Data shown =>
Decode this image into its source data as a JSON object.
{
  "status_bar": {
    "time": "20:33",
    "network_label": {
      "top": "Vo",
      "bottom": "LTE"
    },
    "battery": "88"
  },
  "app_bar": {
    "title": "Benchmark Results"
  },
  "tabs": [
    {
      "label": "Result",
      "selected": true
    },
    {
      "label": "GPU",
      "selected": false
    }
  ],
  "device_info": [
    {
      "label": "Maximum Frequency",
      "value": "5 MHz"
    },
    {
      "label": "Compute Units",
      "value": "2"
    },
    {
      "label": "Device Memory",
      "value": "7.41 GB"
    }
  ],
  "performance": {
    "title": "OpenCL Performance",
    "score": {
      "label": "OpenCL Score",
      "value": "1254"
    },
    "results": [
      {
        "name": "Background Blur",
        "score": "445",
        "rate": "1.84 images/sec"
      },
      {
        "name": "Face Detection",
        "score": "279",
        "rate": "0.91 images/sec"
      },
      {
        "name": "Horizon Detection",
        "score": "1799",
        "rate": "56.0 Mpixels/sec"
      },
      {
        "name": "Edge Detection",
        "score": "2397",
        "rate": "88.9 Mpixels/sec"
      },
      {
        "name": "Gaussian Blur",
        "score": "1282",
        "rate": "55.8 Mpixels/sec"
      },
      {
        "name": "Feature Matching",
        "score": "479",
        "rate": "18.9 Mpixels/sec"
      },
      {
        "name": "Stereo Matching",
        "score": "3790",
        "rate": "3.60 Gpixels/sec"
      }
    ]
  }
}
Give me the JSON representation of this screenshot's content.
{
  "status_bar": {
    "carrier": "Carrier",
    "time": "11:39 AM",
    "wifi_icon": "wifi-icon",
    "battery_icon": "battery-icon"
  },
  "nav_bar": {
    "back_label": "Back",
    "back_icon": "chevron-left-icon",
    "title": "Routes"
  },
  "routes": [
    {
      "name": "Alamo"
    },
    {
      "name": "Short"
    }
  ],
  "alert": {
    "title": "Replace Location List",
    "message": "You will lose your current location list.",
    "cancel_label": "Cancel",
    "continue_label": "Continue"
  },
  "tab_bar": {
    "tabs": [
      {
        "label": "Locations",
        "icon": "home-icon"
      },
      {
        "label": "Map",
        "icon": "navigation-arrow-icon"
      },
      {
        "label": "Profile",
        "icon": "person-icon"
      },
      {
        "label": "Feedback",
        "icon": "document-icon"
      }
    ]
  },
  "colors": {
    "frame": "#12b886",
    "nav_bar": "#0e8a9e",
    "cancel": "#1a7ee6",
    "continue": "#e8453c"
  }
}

What you have to do =>
Review the material and copy each line in which the word "this" appears.

Task answer =>
Decode this image into its source data as a JSON object.
Give me the JSON representation of this screenshot's content.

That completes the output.